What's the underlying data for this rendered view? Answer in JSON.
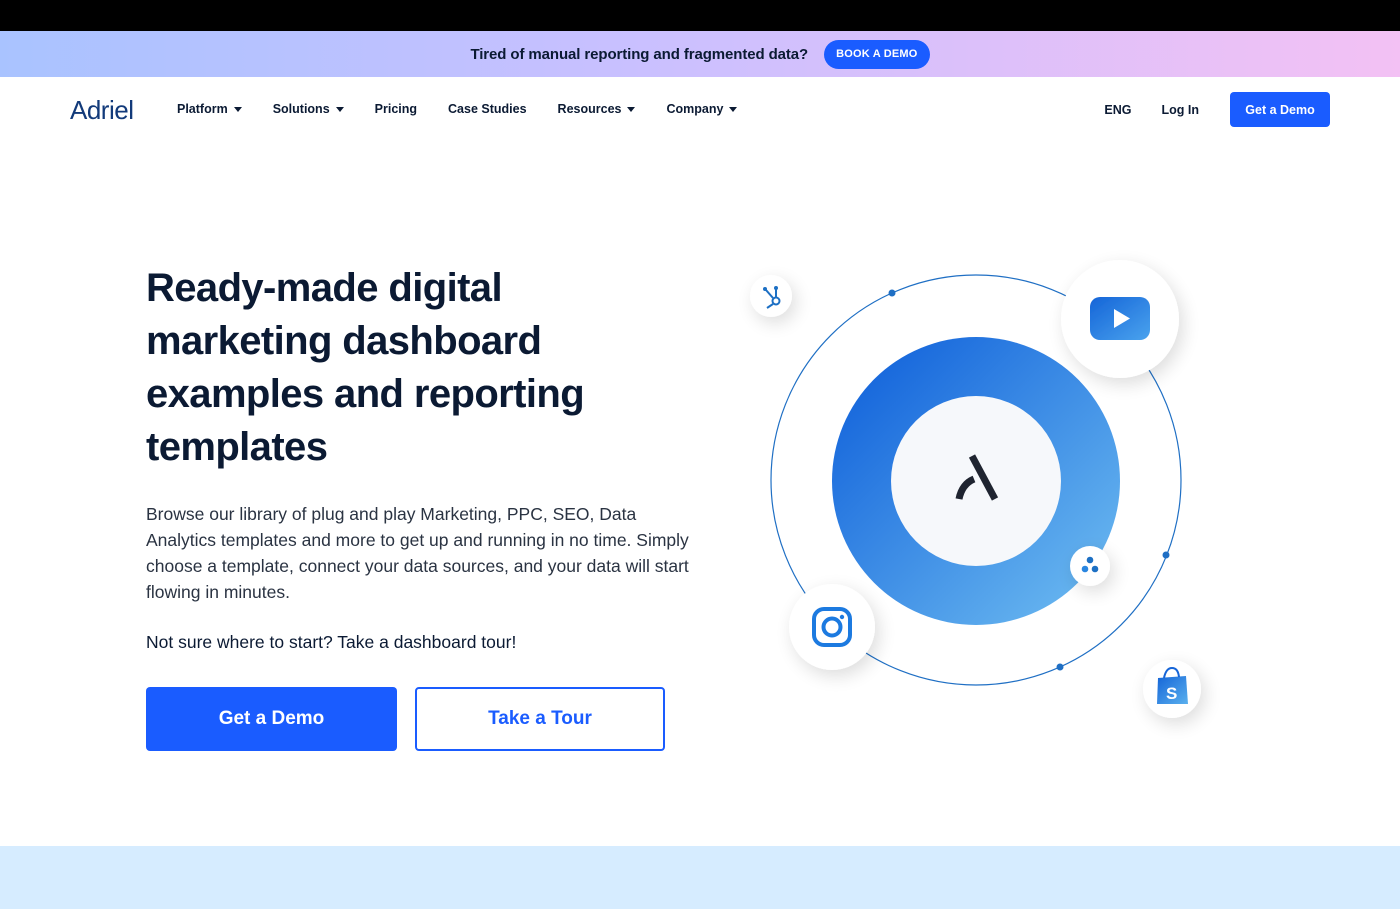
{
  "promo": {
    "text": "Tired of manual reporting and fragmented data?",
    "button_label": "BOOK A DEMO"
  },
  "nav": {
    "logo_text": "Adriel",
    "items": [
      {
        "label": "Platform",
        "has_dropdown": true
      },
      {
        "label": "Solutions",
        "has_dropdown": true
      },
      {
        "label": "Pricing",
        "has_dropdown": false
      },
      {
        "label": "Case Studies",
        "has_dropdown": false
      },
      {
        "label": "Resources",
        "has_dropdown": true
      },
      {
        "label": "Company",
        "has_dropdown": true
      }
    ],
    "language": "ENG",
    "login_label": "Log In",
    "demo_label": "Get a Demo"
  },
  "hero": {
    "title": "Ready-made digital marketing dashboard examples and reporting templates",
    "description": "Browse our library of plug and play Marketing, PPC, SEO, Data Analytics templates and more to get up and running in no time. Simply choose a template, connect your data sources, and your data will start flowing in minutes.",
    "cta_text": "Not sure where to start? Take a dashboard tour!",
    "primary_button": "Get a Demo",
    "secondary_button": "Take a Tour"
  },
  "illustration": {
    "center_logo_icon": "adriel-logo-icon",
    "integrations": [
      "hubspot-icon",
      "youtube-icon",
      "instagram-icon",
      "looker-icon",
      "shopify-icon"
    ]
  },
  "colors": {
    "brand_blue": "#1a5cff",
    "navy_text": "#0b1a33",
    "band_light_blue": "#d6ecff"
  }
}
# # # # # # #
▸ **Your goal**
Every entry above is to be set down exactly; the pictures are to be left out.

▸ **Task solution**
What's the underlying data for this rendered view? Answer in JSON.
{
  "promo": {
    "text": "Tired of manual reporting and fragmented data?",
    "button_label": "BOOK A DEMO"
  },
  "nav": {
    "logo_text": "Adriel",
    "items": [
      {
        "label": "Platform",
        "has_dropdown": true
      },
      {
        "label": "Solutions",
        "has_dropdown": true
      },
      {
        "label": "Pricing",
        "has_dropdown": false
      },
      {
        "label": "Case Studies",
        "has_dropdown": false
      },
      {
        "label": "Resources",
        "has_dropdown": true
      },
      {
        "label": "Company",
        "has_dropdown": true
      }
    ],
    "language": "ENG",
    "login_label": "Log In",
    "demo_label": "Get a Demo"
  },
  "hero": {
    "title": "Ready-made digital marketing dashboard examples and reporting templates",
    "description": "Browse our library of plug and play Marketing, PPC, SEO, Data Analytics templates and more to get up and running in no time. Simply choose a template, connect your data sources, and your data will start flowing in minutes.",
    "cta_text": "Not sure where to start? Take a dashboard tour!",
    "primary_button": "Get a Demo",
    "secondary_button": "Take a Tour"
  },
  "illustration": {
    "center_logo_icon": "adriel-logo-icon",
    "integrations": [
      "hubspot-icon",
      "youtube-icon",
      "instagram-icon",
      "looker-icon",
      "shopify-icon"
    ]
  },
  "colors": {
    "brand_blue": "#1a5cff",
    "navy_text": "#0b1a33",
    "band_light_blue": "#d6ecff"
  }
}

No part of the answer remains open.